:: Stated exercise ::
Write the data out again, exactly as given.

# # # # #

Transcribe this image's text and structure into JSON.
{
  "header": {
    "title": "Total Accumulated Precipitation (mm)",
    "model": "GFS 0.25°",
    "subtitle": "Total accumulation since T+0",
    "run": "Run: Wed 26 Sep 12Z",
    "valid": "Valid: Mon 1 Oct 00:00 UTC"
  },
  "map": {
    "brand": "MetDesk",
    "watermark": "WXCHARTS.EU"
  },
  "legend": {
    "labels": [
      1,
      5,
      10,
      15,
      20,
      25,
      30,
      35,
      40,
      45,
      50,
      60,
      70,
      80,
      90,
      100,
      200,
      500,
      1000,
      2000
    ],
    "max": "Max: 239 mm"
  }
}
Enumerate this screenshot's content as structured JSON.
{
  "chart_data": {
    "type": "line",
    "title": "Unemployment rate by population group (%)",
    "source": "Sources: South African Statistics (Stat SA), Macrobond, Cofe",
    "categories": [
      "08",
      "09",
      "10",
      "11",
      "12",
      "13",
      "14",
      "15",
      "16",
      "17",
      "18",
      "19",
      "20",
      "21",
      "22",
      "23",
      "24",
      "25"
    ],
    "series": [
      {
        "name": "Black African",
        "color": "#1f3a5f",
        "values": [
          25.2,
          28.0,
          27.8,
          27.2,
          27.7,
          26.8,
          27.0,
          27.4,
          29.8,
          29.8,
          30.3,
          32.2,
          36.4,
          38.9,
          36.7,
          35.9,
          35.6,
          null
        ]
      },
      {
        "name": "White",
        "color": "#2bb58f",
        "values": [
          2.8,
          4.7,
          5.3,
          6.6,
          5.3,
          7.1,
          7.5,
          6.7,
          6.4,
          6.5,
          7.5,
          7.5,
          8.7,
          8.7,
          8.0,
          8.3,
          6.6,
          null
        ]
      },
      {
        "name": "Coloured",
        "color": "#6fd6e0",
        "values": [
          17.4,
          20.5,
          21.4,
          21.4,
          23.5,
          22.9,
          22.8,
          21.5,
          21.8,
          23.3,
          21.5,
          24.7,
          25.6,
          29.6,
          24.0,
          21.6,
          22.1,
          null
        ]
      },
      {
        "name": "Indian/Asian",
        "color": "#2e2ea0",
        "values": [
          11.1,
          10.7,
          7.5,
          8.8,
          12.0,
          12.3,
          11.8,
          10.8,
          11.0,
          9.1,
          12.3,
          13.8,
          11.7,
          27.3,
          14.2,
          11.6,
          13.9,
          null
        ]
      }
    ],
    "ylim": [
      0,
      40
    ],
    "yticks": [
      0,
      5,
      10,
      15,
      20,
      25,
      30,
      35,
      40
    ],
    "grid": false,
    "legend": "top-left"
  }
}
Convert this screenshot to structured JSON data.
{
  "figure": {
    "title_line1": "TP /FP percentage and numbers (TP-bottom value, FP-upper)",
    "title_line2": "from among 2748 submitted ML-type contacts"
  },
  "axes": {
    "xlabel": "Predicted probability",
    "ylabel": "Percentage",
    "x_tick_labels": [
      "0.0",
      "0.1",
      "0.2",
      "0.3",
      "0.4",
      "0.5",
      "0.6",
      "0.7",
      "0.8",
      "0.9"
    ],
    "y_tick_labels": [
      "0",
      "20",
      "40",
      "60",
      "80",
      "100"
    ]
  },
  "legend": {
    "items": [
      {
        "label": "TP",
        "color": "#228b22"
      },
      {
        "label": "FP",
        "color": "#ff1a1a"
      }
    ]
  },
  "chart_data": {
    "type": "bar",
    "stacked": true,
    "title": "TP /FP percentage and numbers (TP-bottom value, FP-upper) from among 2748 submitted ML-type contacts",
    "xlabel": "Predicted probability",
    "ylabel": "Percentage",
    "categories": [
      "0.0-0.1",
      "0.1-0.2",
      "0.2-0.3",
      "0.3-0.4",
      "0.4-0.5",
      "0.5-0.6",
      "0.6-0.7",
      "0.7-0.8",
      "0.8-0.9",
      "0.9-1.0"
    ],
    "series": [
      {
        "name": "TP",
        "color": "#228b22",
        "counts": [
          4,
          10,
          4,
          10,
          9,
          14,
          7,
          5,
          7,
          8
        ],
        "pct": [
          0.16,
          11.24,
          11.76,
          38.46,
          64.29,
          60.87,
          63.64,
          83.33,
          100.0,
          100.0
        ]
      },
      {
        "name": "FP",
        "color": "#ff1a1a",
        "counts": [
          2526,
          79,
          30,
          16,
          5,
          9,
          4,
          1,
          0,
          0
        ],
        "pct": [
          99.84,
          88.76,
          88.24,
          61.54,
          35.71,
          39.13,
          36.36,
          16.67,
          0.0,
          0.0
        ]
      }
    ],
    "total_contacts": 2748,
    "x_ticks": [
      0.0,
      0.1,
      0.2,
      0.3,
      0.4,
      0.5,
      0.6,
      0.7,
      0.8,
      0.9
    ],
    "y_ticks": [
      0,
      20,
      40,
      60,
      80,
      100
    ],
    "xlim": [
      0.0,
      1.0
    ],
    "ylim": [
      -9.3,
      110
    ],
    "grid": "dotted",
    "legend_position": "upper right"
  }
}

# # # # #

:: In response ::
Transcribe this image's text and structure into JSON.
{
  "header": {
    "title": "Total Accumulated Precipitation (mm)",
    "model": "GFS 0.25°",
    "subtitle": "Total accumulation since T+0",
    "run": "Run: Wed 26 Sep 12Z",
    "valid": "Valid: Mon 1 Oct 00:00 UTC"
  },
  "map": {
    "brand": "MetDesk",
    "watermark": "WXCHARTS.EU"
  },
  "legend": {
    "labels": [
      1,
      5,
      10,
      15,
      20,
      25,
      30,
      35,
      40,
      45,
      50,
      60,
      70,
      80,
      90,
      100,
      200,
      500,
      1000,
      2000
    ],
    "max": "Max: 239 mm"
  }
}
Enumerate this screenshot's content as structured JSON.
{
  "chart_data": {
    "type": "line",
    "title": "Unemployment rate by population group (%)",
    "source": "Sources: South African Statistics (Stat SA), Macrobond, Cofe",
    "categories": [
      "08",
      "09",
      "10",
      "11",
      "12",
      "13",
      "14",
      "15",
      "16",
      "17",
      "18",
      "19",
      "20",
      "21",
      "22",
      "23",
      "24",
      "25"
    ],
    "series": [
      {
        "name": "Black African",
        "color": "#1f3a5f",
        "values": [
          25.2,
          28.0,
          27.8,
          27.2,
          27.7,
          26.8,
          27.0,
          27.4,
          29.8,
          29.8,
          30.3,
          32.2,
          36.4,
          38.9,
          36.7,
          35.9,
          35.6,
          null
        ]
      },
      {
        "name": "White",
        "color": "#2bb58f",
        "values": [
          2.8,
          4.7,
          5.3,
          6.6,
          5.3,
          7.1,
          7.5,
          6.7,
          6.4,
          6.5,
          7.5,
          7.5,
          8.7,
          8.7,
          8.0,
          8.3,
          6.6,
          null
        ]
      },
      {
        "name": "Coloured",
        "color": "#6fd6e0",
        "values": [
          17.4,
          20.5,
          21.4,
          21.4,
          23.5,
          22.9,
          22.8,
          21.5,
          21.8,
          23.3,
          21.5,
          24.7,
          25.6,
          29.6,
          24.0,
          21.6,
          22.1,
          null
        ]
      },
      {
        "name": "Indian/Asian",
        "color": "#2e2ea0",
        "values": [
          11.1,
          10.7,
          7.5,
          8.8,
          12.0,
          12.3,
          11.8,
          10.8,
          11.0,
          9.1,
          12.3,
          13.8,
          11.7,
          27.3,
          14.2,
          11.6,
          13.9,
          null
        ]
      }
    ],
    "ylim": [
      0,
      40
    ],
    "yticks": [
      0,
      5,
      10,
      15,
      20,
      25,
      30,
      35,
      40
    ],
    "grid": false,
    "legend": "top-left"
  }
}
Convert this screenshot to structured JSON data.
{
  "figure": {
    "title_line1": "TP /FP percentage and numbers (TP-bottom value, FP-upper)",
    "title_line2": "from among 2748 submitted ML-type contacts"
  },
  "axes": {
    "xlabel": "Predicted probability",
    "ylabel": "Percentage",
    "x_tick_labels": [
      "0.0",
      "0.1",
      "0.2",
      "0.3",
      "0.4",
      "0.5",
      "0.6",
      "0.7",
      "0.8",
      "0.9"
    ],
    "y_tick_labels": [
      "0",
      "20",
      "40",
      "60",
      "80",
      "100"
    ]
  },
  "legend": {
    "items": [
      {
        "label": "TP",
        "color": "#228b22"
      },
      {
        "label": "FP",
        "color": "#ff1a1a"
      }
    ]
  },
  "chart_data": {
    "type": "bar",
    "stacked": true,
    "title": "TP /FP percentage and numbers (TP-bottom value, FP-upper) from among 2748 submitted ML-type contacts",
    "xlabel": "Predicted probability",
    "ylabel": "Percentage",
    "categories": [
      "0.0-0.1",
      "0.1-0.2",
      "0.2-0.3",
      "0.3-0.4",
      "0.4-0.5",
      "0.5-0.6",
      "0.6-0.7",
      "0.7-0.8",
      "0.8-0.9",
      "0.9-1.0"
    ],
    "series": [
      {
        "name": "TP",
        "color": "#228b22",
        "counts": [
          4,
          10,
          4,
          10,
          9,
          14,
          7,
          5,
          7,
          8
        ],
        "pct": [
          0.16,
          11.24,
          11.76,
          38.46,
          64.29,
          60.87,
          63.64,
          83.33,
          100.0,
          100.0
        ]
      },
      {
        "name": "FP",
        "color": "#ff1a1a",
        "counts": [
          2526,
          79,
          30,
          16,
          5,
          9,
          4,
          1,
          0,
          0
        ],
        "pct": [
          99.84,
          88.76,
          88.24,
          61.54,
          35.71,
          39.13,
          36.36,
          16.67,
          0.0,
          0.0
        ]
      }
    ],
    "total_contacts": 2748,
    "x_ticks": [
      0.0,
      0.1,
      0.2,
      0.3,
      0.4,
      0.5,
      0.6,
      0.7,
      0.8,
      0.9
    ],
    "y_ticks": [
      0,
      20,
      40,
      60,
      80,
      100
    ],
    "xlim": [
      0.0,
      1.0
    ],
    "ylim": [
      -9.3,
      110
    ],
    "grid": "dotted",
    "legend_position": "upper right"
  }
}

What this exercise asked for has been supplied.